Your instructions
Set down the data again word for word. Skip any pictures.

Records supplied
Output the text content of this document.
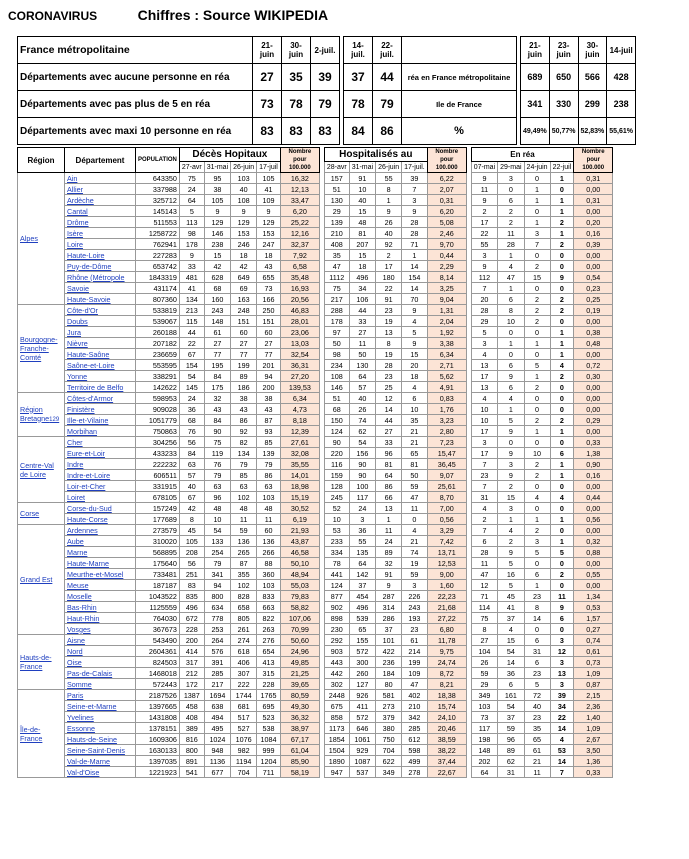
CORONAVIRUS	Chiffres : Source WIKIPEDIA
France métropolitaine	21-juin	30-juin	2-juil.		14-juil.	22-juil.			21-juin	23-juin	30-juin	14-juil
Départements avec aucune personne en réa	27	35	39		37	44	réa en France métropolitaine		689	650	566	428
Départements avec pas plus de 5 en réa	73	78	79		78	79	Ile de France		341	330	299	238
Départements avec maxi 10 personne en réa	83	83	83		84	86	%		49,49%	50,77%	52,83%	55,61%
Région	Département	POPULATION	Décès Hopitaux				Nombre pour 100.000		Hospitalisés au				Nombre pour 100.000		En réa				Nombre pour 100.000
			27-avr	31-mai	26-juin	17-juil			28-avr	31-mai	26-juin	17-juil.			07-mai	29-mai	24-juin	22-juil	
Alpes	Ain	643350	75	95	103	105	16,32		157	91	55	39	6,22		9	3	0	1	0,31
	Allier	337988	24	38	40	41	12,13		51	10	8	7	2,07		11	0	1	0	0,00
	Ardèche	325712	64	105	108	109	33,47		130	40	1	3	0,31		9	6	1	1	0,31
	Cantal	145143	5	9	9	9	6,20		29	15	9	9	6,20		2	2	0	1	0,00
	Drôme	511553	113	129	129	129	25,22		139	48	26	28	5,08		17	2	1	2	0,20
	Isère	1258722	98	146	153	153	12,16		210	81	40	28	2,46		22	11	3	1	0,16
	Loire	762941	178	238	246	247	32,37		408	207	92	71	9,70		55	28	7	2	0,39
	Haute-Loire	227283	9	15	18	18	7,92		35	15	2	1	0,44		3	1	0	0	0,00
	Puy-de-Dôme	653742	33	42	42	43	6,58		47	18	17	14	2,29		9	4	2	0	0,00
	Rhône (Métropole	1843319	481	628	649	655	35,48		1112	496	180	154	8,14		112	47	15	9	0,54
	Savoie	431174	41	68	69	73	16,93		75	34	22	14	3,25		7	1	0	0	0,23
	Haute-Savoie	807360	134	160	163	166	20,56		217	106	91	70	9,04		20	6	2	2	0,25
Bourgogne-Franche-Comté	Côte-d'Or	533819	213	243	248	250	46,83		288	44	23	9	1,31		28	8	2	2	0,19
	Doubs	539067	115	148	151	151	28,01		178	33	19	4	2,04		29	10	2	0	0,00
	Jura	260188	44	61	60	60	23,06		97	27	13	5	1,92		5	0	0	1	0,38
	Nièvre	207182	22	27	27	27	13,03		50	11	8	9	3,38		3	1	1	1	0,48
	Haute-Saône	236659	67	77	77	77	32,54		98	50	19	15	6,34		4	0	0	1	0,00
	Saône-et-Loire	553595	154	195	199	201	36,31		234	130	28	20	2,71		13	6	5	4	0,72
	Yonne	338291	54	84	89	94	27,20		108	64	23	18	5,62		17	9	1	2	0,30
	Territoire de Belfo	142622	145	175	186	200	139,53		146	57	25	4	4,91		13	6	2	0	0,00
Région Bretagne129	Côtes-d'Armor	598953	24	32	38	38	6,34		51	40	12	6	0,83		4	4	0	0	0,00
	Finistère	909028	36	43	43	43	4,73		68	26	14	10	1,76		10	1	0	0	0,00
	Ille-et-Vilaine	1051779	68	84	86	87	8,18		150	74	44	35	3,23		10	5	2	2	0,29
	Morbihan	750863	76	90	92	93	12,39		124	62	27	21	2,80		17	9	1	1	0,00
Centre-Val de Loire	Cher	304256	56	75	82	85	27,61		90	54	33	21	7,23		3	0	0	0	0,33
	Eure-et-Loir	433233	84	119	134	139	32,08		220	156	96	65	15,47		17	9	10	6	1,38
	Indre	222232	63	76	79	79	35,55		116	90	81	81	36,45		7	3	2	1	0,90
	Indre-et-Loire	606511	57	79	85	86	14,01		159	90	64	50	9,07		23	9	2	1	0,16
	Loir-et-Cher	331915	40	63	63	63	18,98		128	100	86	59	25,61		7	2	0	0	0,00
	Loiret	678105	67	96	102	103	15,19		245	117	66	47	8,70		31	15	4	4	0,44
Corse	Corse-du-Sud	157249	42	48	48	48	30,52		52	24	13	11	7,00		4	3	0	0	0,00
	Haute-Corse	177689	8	10	11	11	6,19		10	3	1	0	0,56		2	1	1	1	0,56
Grand Est	Ardennes	273579	45	54	59	60	21,93		53	36	11	4	3,29		7	4	2	0	0,00
	Aube	310020	105	133	136	136	43,87		233	55	24	21	7,42		6	2	3	1	0,32
	Marne	568895	208	254	265	266	46,58		334	135	89	74	13,71		28	9	5	5	0,88
	Haute-Marne	175640	56	79	87	88	50,10		78	64	32	19	12,53		11	5	0	0	0,00
	Meurthe-et-Mosel	733481	251	341	355	360	48,94		441	142	91	59	9,00		47	16	6	2	0,55
	Meuse	187187	83	94	102	103	55,03		124	37	9	3	1,60		12	5	1	0	0,00
	Moselle	1043522	835	800	828	833	79,83		877	454	287	226	22,23		71	45	23	11	1,34
	Bas-Rhin	1125559	496	634	658	663	58,82		902	496	314	243	21,68		114	41	8	9	0,53
	Haut-Rhin	764030	672	778	805	822	107,06		898	539	286	193	27,22		75	37	14	6	1,57
	Vosges	367673	228	253	261	263	70,99		230	65	37	23	6,80		8	4	0	0	0,27
Hauts-de-France	Aisne	543490	200	264	274	276	50,60		292	155	101	61	11,78		27	15	6	3	0,74
	Nord	2604361	414	576	618	654	24,96		903	572	422	214	9,75		104	54	31	12	0,61
	Oise	824503	317	391	406	413	49,85		443	300	236	199	24,74		26	14	6	3	0,73
	Pas-de-Calais	1468018	212	285	307	315	21,25		442	260	184	109	8,72		59	36	23	13	1,09
	Somme	572443	172	217	222	228	39,65		302	127	80	47	8,21		29	6	5	3	0,87
Île-de-France	Paris	2187526	1387	1694	1744	1765	80,59		2448	926	581	402	18,38		349	161	72	39	2,15
	Seine-et-Marne	1397665	458	638	681	695	49,30		675	411	273	210	15,74		103	54	40	34	2,36
	Yvelines	1431808	408	494	517	523	36,32		858	572	379	342	24,10		73	37	23	22	1,40
	Essonne	1378151	389	495	527	538	38,97		1173	646	380	285	20,46		117	59	35	14	1,09
	Hauts-de-Seine	1609306	816	1024	1076	1084	67,17		1854	1061	750	612	38,59		198	96	65	4	2,67
	Seine-Saint-Denis	1630133	800	948	982	999	61,04		1504	929	704	598	38,22		148	89	61	53	3,50
	Val-de-Marne	1397035	891	1136	1194	1204	85,90		1890	1087	622	499	37,44		202	62	21	14	1,36
	Val-d'Oise	1221923	541	677	704	711	58,19		947	537	349	278	22,67		64	31	11	7	0,33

Exercise output
Output the text content of this document.
CORONAVIRUS	Chiffres : Source WIKIPEDIA
France métropolitaine	21-juin	30-juin	2-juil.		14-juil.	22-juil.			21-juin	23-juin	30-juin	14-juil
Départements avec aucune personne en réa	27	35	39		37	44	réa en France métropolitaine		689	650	566	428
Départements avec pas plus de 5 en réa	73	78	79		78	79	Ile de France		341	330	299	238
Départements avec maxi 10 personne en réa	83	83	83		84	86	%		49,49%	50,77%	52,83%	55,61%
Région	Département	POPULATION	Décès Hopitaux				Nombre pour 100.000		Hospitalisés au				Nombre pour 100.000		En réa				Nombre pour 100.000
			27-avr	31-mai	26-juin	17-juil			28-avr	31-mai	26-juin	17-juil.			07-mai	29-mai	24-juin	22-juil	
Alpes	Ain	643350	75	95	103	105	16,32		157	91	55	39	6,22		9	3	0	1	0,31
	Allier	337988	24	38	40	41	12,13		51	10	8	7	2,07		11	0	1	0	0,00
	Ardèche	325712	64	105	108	109	33,47		130	40	1	3	0,31		9	6	1	1	0,31
	Cantal	145143	5	9	9	9	6,20		29	15	9	9	6,20		2	2	0	1	0,00
	Drôme	511553	113	129	129	129	25,22		139	48	26	28	5,08		17	2	1	2	0,20
	Isère	1258722	98	146	153	153	12,16		210	81	40	28	2,46		22	11	3	1	0,16
	Loire	762941	178	238	246	247	32,37		408	207	92	71	9,70		55	28	7	2	0,39
	Haute-Loire	227283	9	15	18	18	7,92		35	15	2	1	0,44		3	1	0	0	0,00
	Puy-de-Dôme	653742	33	42	42	43	6,58		47	18	17	14	2,29		9	4	2	0	0,00
	Rhône (Métropole	1843319	481	628	649	655	35,48		1112	496	180	154	8,14		112	47	15	9	0,54
	Savoie	431174	41	68	69	73	16,93		75	34	22	14	3,25		7	1	0	0	0,23
	Haute-Savoie	807360	134	160	163	166	20,56		217	106	91	70	9,04		20	6	2	2	0,25
Bourgogne-Franche-Comté	Côte-d'Or	533819	213	243	248	250	46,83		288	44	23	9	1,31		28	8	2	2	0,19
	Doubs	539067	115	148	151	151	28,01		178	33	19	4	2,04		29	10	2	0	0,00
	Jura	260188	44	61	60	60	23,06		97	27	13	5	1,92		5	0	0	1	0,38
	Nièvre	207182	22	27	27	27	13,03		50	11	8	9	3,38		3	1	1	1	0,48
	Haute-Saône	236659	67	77	77	77	32,54		98	50	19	15	6,34		4	0	0	1	0,00
	Saône-et-Loire	553595	154	195	199	201	36,31		234	130	28	20	2,71		13	6	5	4	0,72
	Yonne	338291	54	84	89	94	27,20		108	64	23	18	5,62		17	9	1	2	0,30
	Territoire de Belfo	142622	145	175	186	200	139,53		146	57	25	4	4,91		13	6	2	0	0,00
Région Bretagne129	Côtes-d'Armor	598953	24	32	38	38	6,34		51	40	12	6	0,83		4	4	0	0	0,00
	Finistère	909028	36	43	43	43	4,73		68	26	14	10	1,76		10	1	0	0	0,00
	Ille-et-Vilaine	1051779	68	84	86	87	8,18		150	74	44	35	3,23		10	5	2	2	0,29
	Morbihan	750863	76	90	92	93	12,39		124	62	27	21	2,80		17	9	1	1	0,00
Centre-Val de Loire	Cher	304256	56	75	82	85	27,61		90	54	33	21	7,23		3	0	0	0	0,33
	Eure-et-Loir	433233	84	119	134	139	32,08		220	156	96	65	15,47		17	9	10	6	1,38
	Indre	222232	63	76	79	79	35,55		116	90	81	81	36,45		7	3	2	1	0,90
	Indre-et-Loire	606511	57	79	85	86	14,01		159	90	64	50	9,07		23	9	2	1	0,16
	Loir-et-Cher	331915	40	63	63	63	18,98		128	100	86	59	25,61		7	2	0	0	0,00
	Loiret	678105	67	96	102	103	15,19		245	117	66	47	8,70		31	15	4	4	0,44
Corse	Corse-du-Sud	157249	42	48	48	48	30,52		52	24	13	11	7,00		4	3	0	0	0,00
	Haute-Corse	177689	8	10	11	11	6,19		10	3	1	0	0,56		2	1	1	1	0,56
Grand Est	Ardennes	273579	45	54	59	60	21,93		53	36	11	4	3,29		7	4	2	0	0,00
	Aube	310020	105	133	136	136	43,87		233	55	24	21	7,42		6	2	3	1	0,32
	Marne	568895	208	254	265	266	46,58		334	135	89	74	13,71		28	9	5	5	0,88
	Haute-Marne	175640	56	79	87	88	50,10		78	64	32	19	12,53		11	5	0	0	0,00
	Meurthe-et-Mosel	733481	251	341	355	360	48,94		441	142	91	59	9,00		47	16	6	2	0,55
	Meuse	187187	83	94	102	103	55,03		124	37	9	3	1,60		12	5	1	0	0,00
	Moselle	1043522	835	800	828	833	79,83		877	454	287	226	22,23		71	45	23	11	1,34
	Bas-Rhin	1125559	496	634	658	663	58,82		902	496	314	243	21,68		114	41	8	9	0,53
	Haut-Rhin	764030	672	778	805	822	107,06		898	539	286	193	27,22		75	37	14	6	1,57
	Vosges	367673	228	253	261	263	70,99		230	65	37	23	6,80		8	4	0	0	0,27
Hauts-de-France	Aisne	543490	200	264	274	276	50,60		292	155	101	61	11,78		27	15	6	3	0,74
	Nord	2604361	414	576	618	654	24,96		903	572	422	214	9,75		104	54	31	12	0,61
	Oise	824503	317	391	406	413	49,85		443	300	236	199	24,74		26	14	6	3	0,73
	Pas-de-Calais	1468018	212	285	307	315	21,25		442	260	184	109	8,72		59	36	23	13	1,09
	Somme	572443	172	217	222	228	39,65		302	127	80	47	8,21		29	6	5	3	0,87
Île-de-France	Paris	2187526	1387	1694	1744	1765	80,59		2448	926	581	402	18,38		349	161	72	39	2,15
	Seine-et-Marne	1397665	458	638	681	695	49,30		675	411	273	210	15,74		103	54	40	34	2,36
	Yvelines	1431808	408	494	517	523	36,32		858	572	379	342	24,10		73	37	23	22	1,40
	Essonne	1378151	389	495	527	538	38,97		1173	646	380	285	20,46		117	59	35	14	1,09
	Hauts-de-Seine	1609306	816	1024	1076	1084	67,17		1854	1061	750	612	38,59		198	96	65	4	2,67
	Seine-Saint-Denis	1630133	800	948	982	999	61,04		1504	929	704	598	38,22		148	89	61	53	3,50
	Val-de-Marne	1397035	891	1136	1194	1204	85,90		1890	1087	622	499	37,44		202	62	21	14	1,36
	Val-d'Oise	1221923	541	677	704	711	58,19		947	537	349	278	22,67		64	31	11	7	0,33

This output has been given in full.